#### [What you have to do]
In the material below, find how many lines contain the string "CVICU". Write only that number.

>> start Exercise materials

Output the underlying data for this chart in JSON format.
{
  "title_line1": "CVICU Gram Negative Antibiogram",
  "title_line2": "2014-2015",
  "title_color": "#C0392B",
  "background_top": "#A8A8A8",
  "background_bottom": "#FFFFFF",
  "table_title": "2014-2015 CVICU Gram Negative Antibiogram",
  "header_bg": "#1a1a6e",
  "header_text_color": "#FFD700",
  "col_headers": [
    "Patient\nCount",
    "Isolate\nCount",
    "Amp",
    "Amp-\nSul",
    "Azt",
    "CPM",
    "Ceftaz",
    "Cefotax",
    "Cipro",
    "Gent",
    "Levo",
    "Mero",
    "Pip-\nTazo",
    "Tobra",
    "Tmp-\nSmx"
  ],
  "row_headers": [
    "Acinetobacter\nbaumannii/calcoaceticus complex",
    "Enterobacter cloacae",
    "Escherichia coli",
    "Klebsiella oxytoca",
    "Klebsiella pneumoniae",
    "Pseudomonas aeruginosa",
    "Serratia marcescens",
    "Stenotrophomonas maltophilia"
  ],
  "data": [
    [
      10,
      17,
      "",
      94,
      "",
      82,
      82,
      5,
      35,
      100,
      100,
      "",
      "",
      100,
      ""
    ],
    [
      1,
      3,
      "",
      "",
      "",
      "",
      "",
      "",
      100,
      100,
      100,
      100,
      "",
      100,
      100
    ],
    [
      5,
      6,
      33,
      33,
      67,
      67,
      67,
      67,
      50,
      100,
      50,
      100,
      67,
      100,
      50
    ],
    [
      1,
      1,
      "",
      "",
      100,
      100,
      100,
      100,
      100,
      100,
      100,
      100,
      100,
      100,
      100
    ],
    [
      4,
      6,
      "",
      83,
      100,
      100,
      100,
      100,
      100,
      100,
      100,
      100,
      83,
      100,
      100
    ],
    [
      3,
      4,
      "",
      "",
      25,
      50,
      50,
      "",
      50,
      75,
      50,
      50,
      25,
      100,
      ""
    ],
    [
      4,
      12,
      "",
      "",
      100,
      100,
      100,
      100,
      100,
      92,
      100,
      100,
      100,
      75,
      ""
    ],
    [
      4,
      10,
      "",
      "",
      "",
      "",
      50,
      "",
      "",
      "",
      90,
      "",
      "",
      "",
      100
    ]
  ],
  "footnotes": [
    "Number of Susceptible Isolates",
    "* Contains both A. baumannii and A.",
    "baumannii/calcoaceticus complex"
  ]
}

>> end Exercise materials

#### [Written response]
2